PROVIDED MATERIAL>

========================

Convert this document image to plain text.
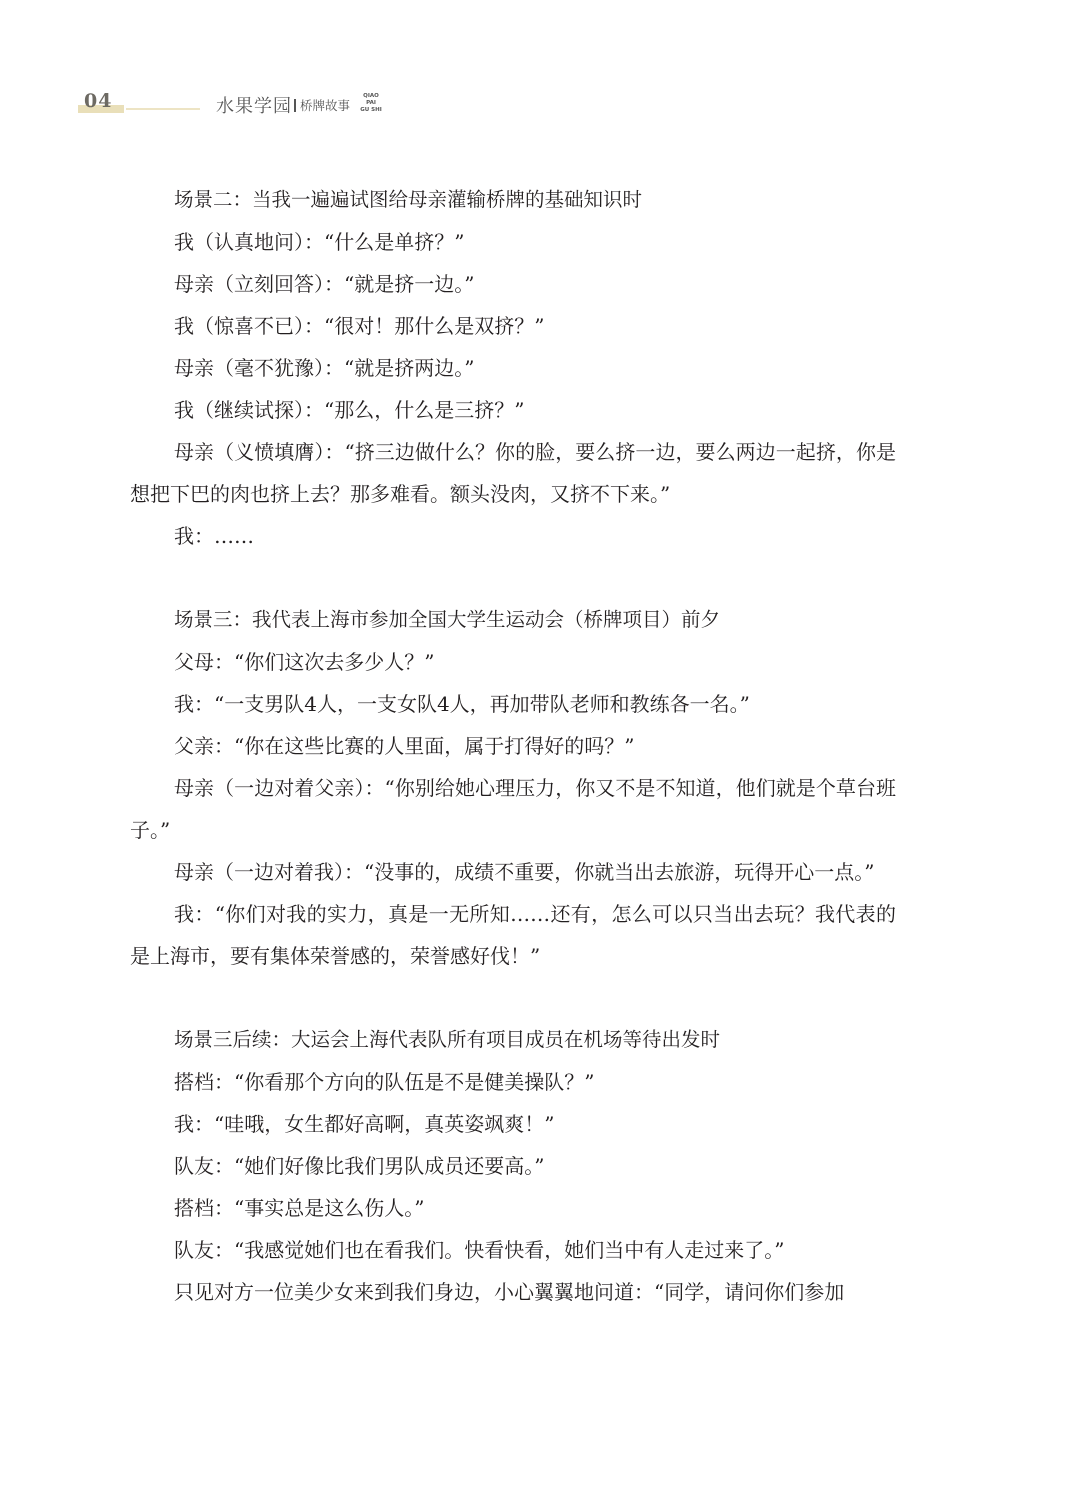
04	水果学园 桥牌故事
QIAO PAI
GU SHI
场景二：当我一遍遍试图给母亲灌输桥牌的基础知识时

我（认真地问）：“什么是单挤？”

母亲（立刻回答）：“就是挤一边。”

我（惊喜不已）：“很对！那什么是双挤？”

母亲（毫不犹豫）：“就是挤两边。”

我（继续试探）：“那么，什么是三挤？”

母亲（义愤填膺）：“挤三边做什么？你的脸，要么挤一边，要么两边一起挤，你是想把下巴的肉也挤上去？那多难看。额头没肉，又挤不下来。”

我：……

场景三：我代表上海市参加全国大学生运动会（桥牌项目）前夕

父母：“你们这次去多少人？”

我：“一支男队4人，一支女队4人，再加带队老师和教练各一名。”

父亲：“你在这些比赛的人里面，属于打得好的吗？”

母亲（一边对着父亲）：“你别给她心理压力，你又不是不知道，他们就是个草台班子。”

母亲（一边对着我）：“没事的，成绩不重要，你就当出去旅游，玩得开心一点。”

我：“你们对我的实力，真是一无所知……还有，怎么可以只当出去玩？我代表的是上海市，要有集体荣誉感的，荣誉感好伐！”

场景三后续：大运会上海代表队所有项目成员在机场等待出发时

搭档：“你看那个方向的队伍是不是健美操队？”

我：“哇哦，女生都好高啊，真英姿飒爽！”

队友：“她们好像比我们男队成员还要高。”

搭档：“事实总是这么伤人。”

队友：“我感觉她们也在看我们。快看快看，她们当中有人走过来了。”

只见对方一位美少女来到我们身边，小心翼翼地问道：“同学，请问你们参加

========================

SHORT EXERCISE>
Leave out the pictures and print every line of the data exactly.

THE REPLY>
Convert this document image to plain text.
04	水果学园 桥牌故事
QIAO PAI
GU SHI
场景二：当我一遍遍试图给母亲灌输桥牌的基础知识时

我（认真地问）：“什么是单挤？”

母亲（立刻回答）：“就是挤一边。”

我（惊喜不已）：“很对！那什么是双挤？”

母亲（毫不犹豫）：“就是挤两边。”

我（继续试探）：“那么，什么是三挤？”

母亲（义愤填膺）：“挤三边做什么？你的脸，要么挤一边，要么两边一起挤，你是想把下巴的肉也挤上去？那多难看。额头没肉，又挤不下来。”

我：……

场景三：我代表上海市参加全国大学生运动会（桥牌项目）前夕

父母：“你们这次去多少人？”

我：“一支男队4人，一支女队4人，再加带队老师和教练各一名。”

父亲：“你在这些比赛的人里面，属于打得好的吗？”

母亲（一边对着父亲）：“你别给她心理压力，你又不是不知道，他们就是个草台班子。”

母亲（一边对着我）：“没事的，成绩不重要，你就当出去旅游，玩得开心一点。”

我：“你们对我的实力，真是一无所知……还有，怎么可以只当出去玩？我代表的是上海市，要有集体荣誉感的，荣誉感好伐！”

场景三后续：大运会上海代表队所有项目成员在机场等待出发时

搭档：“你看那个方向的队伍是不是健美操队？”

我：“哇哦，女生都好高啊，真英姿飒爽！”

队友：“她们好像比我们男队成员还要高。”

搭档：“事实总是这么伤人。”

队友：“我感觉她们也在看我们。快看快看，她们当中有人走过来了。”

只见对方一位美少女来到我们身边，小心翼翼地问道：“同学，请问你们参加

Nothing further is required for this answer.